--- Data for processing ---

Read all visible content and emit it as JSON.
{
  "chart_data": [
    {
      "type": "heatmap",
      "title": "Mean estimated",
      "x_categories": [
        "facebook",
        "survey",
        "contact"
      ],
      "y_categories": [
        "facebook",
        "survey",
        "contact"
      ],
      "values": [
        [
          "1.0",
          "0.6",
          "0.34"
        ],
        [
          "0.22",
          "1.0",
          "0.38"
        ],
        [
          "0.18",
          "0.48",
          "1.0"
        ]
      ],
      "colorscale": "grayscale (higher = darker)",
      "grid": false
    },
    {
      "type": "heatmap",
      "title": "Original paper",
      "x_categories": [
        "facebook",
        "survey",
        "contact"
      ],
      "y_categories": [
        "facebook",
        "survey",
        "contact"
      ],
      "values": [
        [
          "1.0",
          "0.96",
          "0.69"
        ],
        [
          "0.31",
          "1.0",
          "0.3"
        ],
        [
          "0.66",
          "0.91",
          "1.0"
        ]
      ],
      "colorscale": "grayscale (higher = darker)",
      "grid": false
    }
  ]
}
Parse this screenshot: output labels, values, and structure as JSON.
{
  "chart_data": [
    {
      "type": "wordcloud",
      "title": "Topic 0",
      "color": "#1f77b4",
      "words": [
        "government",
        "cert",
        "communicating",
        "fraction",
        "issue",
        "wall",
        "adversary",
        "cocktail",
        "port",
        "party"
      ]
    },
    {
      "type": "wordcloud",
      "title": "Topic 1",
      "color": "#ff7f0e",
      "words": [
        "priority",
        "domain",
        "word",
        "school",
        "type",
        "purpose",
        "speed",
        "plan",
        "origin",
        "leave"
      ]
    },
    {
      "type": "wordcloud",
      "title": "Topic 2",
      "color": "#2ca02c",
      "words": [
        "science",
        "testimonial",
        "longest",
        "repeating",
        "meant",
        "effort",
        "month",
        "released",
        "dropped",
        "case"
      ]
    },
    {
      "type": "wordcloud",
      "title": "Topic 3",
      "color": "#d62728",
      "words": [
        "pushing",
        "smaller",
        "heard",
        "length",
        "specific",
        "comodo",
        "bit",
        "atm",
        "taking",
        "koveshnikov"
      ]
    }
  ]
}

---

What to do |
From the entries above, list each line with "title" in it.

Complete output |
      "title": "Mean estimated",
      "title": "Original paper",
      "title": "Topic 0",
      "title": "Topic 1",
      "title": "Topic 2",
      "title": "Topic 3",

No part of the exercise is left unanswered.